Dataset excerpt
[start]
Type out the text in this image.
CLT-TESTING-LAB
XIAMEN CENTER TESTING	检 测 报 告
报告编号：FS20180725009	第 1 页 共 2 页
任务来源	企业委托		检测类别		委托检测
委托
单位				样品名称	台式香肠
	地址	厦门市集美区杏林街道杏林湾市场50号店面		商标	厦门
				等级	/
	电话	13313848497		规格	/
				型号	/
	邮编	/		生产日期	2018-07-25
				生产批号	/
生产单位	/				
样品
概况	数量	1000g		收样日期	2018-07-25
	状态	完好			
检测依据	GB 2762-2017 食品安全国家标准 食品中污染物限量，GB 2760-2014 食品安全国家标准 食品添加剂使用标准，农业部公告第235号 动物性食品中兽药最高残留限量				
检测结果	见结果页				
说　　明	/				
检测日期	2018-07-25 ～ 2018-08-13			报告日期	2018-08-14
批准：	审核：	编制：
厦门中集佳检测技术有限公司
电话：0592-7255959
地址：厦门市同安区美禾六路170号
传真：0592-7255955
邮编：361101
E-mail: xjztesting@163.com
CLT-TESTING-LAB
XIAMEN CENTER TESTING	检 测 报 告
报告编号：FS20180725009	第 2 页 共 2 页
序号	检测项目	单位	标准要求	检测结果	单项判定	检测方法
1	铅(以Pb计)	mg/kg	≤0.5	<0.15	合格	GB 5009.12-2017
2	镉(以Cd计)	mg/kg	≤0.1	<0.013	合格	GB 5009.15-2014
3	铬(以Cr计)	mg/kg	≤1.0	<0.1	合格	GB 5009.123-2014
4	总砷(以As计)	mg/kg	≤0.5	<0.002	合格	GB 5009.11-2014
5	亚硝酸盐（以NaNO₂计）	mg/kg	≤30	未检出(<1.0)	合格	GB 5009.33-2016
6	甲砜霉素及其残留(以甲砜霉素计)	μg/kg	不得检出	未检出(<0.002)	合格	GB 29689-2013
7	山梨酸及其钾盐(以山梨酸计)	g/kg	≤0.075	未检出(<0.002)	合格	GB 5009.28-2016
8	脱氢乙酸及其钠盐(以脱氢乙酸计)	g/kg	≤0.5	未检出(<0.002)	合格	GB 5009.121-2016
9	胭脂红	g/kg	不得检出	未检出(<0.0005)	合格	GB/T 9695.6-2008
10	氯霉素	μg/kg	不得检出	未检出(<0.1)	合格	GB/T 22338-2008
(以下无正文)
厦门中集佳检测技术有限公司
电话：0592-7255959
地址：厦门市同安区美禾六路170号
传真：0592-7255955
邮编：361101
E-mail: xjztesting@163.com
[end]
— SHORT TASK —
Each line in the data that holds the string "不得检出" should be found and copied.

— REPLY —
6	甲砜霉素及其残留(以甲砜霉素计)	μg/kg	不得检出	未检出(<0.002)	合格	GB 29689-2013
9	胭脂红	g/kg	不得检出	未检出(<0.0005)	合格	GB/T 9695.6-2008
10	氯霉素	μg/kg	不得检出	未检出(<0.1)	合格	GB/T 22338-2008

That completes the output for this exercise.